**Task statement**
Pull every line holding the string "avons" from the records below.

**Input rows**
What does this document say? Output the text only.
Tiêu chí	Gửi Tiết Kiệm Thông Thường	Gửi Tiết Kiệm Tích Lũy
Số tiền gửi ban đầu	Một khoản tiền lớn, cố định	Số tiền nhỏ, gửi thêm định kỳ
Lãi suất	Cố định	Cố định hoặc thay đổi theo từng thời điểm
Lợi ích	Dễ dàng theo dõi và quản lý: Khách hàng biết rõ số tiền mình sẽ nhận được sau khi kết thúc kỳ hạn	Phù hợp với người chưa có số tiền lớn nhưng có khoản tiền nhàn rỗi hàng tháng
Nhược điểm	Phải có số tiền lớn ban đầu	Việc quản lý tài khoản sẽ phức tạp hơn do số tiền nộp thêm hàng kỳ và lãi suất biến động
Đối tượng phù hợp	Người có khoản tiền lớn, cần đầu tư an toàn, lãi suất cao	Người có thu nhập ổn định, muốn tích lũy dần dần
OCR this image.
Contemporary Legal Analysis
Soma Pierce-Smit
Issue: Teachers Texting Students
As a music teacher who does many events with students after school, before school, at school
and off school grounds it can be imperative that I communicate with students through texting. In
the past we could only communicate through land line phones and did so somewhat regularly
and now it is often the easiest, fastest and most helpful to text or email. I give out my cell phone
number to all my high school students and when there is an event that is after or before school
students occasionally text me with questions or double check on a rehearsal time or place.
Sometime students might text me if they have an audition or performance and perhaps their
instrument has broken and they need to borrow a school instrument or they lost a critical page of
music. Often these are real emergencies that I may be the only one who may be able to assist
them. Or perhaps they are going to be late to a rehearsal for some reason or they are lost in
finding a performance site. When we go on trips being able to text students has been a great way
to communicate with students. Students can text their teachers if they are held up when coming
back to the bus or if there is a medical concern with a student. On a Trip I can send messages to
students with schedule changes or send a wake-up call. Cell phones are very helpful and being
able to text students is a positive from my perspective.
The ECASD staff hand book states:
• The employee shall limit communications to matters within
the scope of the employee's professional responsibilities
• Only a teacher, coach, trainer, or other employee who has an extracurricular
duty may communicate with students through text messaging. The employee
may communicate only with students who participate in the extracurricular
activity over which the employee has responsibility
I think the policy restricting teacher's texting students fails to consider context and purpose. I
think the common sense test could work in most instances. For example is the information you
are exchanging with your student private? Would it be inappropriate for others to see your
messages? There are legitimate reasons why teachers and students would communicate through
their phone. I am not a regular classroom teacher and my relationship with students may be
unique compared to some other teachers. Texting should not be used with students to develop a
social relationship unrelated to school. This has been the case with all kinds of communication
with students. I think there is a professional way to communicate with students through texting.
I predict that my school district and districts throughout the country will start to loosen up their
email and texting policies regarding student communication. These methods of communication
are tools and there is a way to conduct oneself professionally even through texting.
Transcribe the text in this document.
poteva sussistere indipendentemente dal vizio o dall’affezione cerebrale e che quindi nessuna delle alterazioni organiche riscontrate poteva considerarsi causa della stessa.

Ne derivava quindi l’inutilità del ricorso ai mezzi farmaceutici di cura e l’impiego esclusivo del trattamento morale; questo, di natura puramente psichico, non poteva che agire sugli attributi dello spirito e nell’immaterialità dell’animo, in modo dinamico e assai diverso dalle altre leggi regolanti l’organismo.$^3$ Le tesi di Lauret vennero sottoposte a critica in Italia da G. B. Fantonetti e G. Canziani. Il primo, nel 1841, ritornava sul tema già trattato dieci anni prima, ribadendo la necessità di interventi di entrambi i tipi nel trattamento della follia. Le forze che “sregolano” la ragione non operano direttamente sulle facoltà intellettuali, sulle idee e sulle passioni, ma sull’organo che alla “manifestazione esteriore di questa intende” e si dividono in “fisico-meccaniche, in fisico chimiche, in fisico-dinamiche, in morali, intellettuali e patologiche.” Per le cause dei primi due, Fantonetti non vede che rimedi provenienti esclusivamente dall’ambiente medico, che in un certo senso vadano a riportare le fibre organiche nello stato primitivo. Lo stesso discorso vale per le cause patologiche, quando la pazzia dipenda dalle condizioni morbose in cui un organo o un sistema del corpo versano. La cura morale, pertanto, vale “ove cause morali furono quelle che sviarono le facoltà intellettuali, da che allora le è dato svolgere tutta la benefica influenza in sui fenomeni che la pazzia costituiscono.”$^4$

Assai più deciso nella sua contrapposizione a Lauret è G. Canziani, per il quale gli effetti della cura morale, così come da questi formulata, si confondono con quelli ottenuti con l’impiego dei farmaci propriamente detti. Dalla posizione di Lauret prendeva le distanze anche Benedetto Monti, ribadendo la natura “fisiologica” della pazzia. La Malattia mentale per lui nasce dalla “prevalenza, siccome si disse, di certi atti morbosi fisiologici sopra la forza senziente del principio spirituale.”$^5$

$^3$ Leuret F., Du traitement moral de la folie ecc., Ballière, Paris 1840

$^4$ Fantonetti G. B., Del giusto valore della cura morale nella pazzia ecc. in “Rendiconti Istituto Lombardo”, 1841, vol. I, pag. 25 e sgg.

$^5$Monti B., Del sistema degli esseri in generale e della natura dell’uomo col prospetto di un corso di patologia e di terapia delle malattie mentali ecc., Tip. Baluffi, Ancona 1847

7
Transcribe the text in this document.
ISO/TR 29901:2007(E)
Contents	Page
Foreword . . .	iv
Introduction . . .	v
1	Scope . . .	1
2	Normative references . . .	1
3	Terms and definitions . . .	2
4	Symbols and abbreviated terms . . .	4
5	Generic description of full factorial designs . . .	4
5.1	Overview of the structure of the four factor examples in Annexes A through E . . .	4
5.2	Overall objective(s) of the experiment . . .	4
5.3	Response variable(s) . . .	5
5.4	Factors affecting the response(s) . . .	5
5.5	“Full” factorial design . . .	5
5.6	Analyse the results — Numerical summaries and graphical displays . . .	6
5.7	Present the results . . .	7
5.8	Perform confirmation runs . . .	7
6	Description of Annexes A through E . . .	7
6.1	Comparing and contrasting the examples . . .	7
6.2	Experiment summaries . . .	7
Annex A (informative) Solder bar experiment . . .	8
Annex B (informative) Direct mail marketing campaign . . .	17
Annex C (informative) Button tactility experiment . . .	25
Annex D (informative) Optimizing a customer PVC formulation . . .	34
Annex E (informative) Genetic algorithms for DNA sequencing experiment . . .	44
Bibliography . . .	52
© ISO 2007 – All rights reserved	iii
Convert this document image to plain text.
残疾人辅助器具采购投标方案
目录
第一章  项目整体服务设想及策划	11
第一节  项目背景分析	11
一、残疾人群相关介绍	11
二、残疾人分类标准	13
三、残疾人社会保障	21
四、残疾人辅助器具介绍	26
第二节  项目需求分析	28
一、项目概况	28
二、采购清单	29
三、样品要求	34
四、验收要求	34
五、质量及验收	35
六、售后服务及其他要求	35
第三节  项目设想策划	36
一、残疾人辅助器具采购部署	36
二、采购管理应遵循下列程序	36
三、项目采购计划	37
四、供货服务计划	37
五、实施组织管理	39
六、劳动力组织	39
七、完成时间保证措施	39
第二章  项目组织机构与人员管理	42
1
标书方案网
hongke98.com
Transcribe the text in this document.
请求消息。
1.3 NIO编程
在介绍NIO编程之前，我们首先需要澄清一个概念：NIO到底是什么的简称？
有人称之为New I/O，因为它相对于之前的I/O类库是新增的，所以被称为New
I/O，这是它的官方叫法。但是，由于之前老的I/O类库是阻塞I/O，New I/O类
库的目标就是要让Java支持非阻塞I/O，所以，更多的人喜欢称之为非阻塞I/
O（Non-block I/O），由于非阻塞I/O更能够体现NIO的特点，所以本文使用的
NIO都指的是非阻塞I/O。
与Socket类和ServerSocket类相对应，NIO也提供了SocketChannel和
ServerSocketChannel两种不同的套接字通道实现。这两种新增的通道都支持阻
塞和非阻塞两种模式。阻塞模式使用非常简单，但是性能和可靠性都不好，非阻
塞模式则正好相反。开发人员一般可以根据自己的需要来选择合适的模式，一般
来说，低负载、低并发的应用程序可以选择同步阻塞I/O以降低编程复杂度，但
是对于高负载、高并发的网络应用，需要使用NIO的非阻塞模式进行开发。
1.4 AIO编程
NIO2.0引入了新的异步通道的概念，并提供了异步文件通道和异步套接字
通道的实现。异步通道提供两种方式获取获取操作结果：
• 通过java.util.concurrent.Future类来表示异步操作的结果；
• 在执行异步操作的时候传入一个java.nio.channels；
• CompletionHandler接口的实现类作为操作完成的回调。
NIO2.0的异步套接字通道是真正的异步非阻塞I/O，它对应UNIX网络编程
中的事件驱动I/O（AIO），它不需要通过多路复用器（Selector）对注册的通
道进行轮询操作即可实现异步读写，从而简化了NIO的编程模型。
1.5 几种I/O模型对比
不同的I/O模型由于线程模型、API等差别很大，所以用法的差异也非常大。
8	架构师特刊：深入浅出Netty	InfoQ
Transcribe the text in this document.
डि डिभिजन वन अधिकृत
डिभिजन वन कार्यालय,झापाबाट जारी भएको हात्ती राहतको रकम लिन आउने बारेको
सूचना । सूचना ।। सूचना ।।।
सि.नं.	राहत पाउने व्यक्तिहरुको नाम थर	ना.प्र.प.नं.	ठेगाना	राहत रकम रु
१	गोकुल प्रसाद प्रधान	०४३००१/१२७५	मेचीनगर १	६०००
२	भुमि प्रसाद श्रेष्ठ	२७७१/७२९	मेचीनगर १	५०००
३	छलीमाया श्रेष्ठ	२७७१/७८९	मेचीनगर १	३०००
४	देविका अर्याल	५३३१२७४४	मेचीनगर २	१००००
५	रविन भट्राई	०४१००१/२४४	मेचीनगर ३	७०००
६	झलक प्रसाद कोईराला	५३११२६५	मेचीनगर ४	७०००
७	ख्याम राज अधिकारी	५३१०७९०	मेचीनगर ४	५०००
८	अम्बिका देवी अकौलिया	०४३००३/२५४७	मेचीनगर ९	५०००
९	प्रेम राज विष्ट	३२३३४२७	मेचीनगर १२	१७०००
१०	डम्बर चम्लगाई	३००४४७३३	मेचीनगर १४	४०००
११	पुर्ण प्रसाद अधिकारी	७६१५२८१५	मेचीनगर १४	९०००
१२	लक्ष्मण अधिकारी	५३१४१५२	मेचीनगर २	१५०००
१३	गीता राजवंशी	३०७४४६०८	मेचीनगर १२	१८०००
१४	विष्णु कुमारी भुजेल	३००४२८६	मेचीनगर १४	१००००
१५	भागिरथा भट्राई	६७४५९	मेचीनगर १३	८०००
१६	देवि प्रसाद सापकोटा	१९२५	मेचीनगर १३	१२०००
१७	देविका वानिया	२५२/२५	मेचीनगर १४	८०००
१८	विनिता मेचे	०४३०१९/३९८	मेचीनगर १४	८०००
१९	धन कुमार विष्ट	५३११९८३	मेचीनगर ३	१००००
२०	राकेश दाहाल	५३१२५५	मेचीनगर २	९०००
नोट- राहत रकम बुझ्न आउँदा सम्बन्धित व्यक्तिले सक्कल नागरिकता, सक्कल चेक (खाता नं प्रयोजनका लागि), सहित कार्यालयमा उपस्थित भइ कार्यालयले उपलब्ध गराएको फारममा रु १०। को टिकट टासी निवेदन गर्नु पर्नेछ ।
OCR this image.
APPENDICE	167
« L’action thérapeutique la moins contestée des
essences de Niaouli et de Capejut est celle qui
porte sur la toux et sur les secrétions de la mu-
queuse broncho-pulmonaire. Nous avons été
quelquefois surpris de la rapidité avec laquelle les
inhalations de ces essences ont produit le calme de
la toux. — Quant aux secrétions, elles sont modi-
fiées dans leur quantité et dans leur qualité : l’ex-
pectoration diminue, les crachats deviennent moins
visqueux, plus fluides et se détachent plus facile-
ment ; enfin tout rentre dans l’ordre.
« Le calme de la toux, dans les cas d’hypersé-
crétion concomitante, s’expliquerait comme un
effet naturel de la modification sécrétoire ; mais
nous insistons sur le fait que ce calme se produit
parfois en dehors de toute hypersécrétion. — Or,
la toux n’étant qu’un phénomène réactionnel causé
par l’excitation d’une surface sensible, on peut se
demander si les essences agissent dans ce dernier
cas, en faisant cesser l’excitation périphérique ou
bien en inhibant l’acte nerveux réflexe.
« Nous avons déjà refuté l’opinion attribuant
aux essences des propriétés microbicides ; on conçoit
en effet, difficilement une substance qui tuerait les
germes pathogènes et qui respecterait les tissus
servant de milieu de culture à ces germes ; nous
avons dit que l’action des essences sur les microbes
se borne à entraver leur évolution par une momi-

**Expected output**
queuse broncho-pulmonaire. Nous avons été
« Nous avons déjà refuté l’opinion attribuant
avons dit que l’action des essences sur les microbes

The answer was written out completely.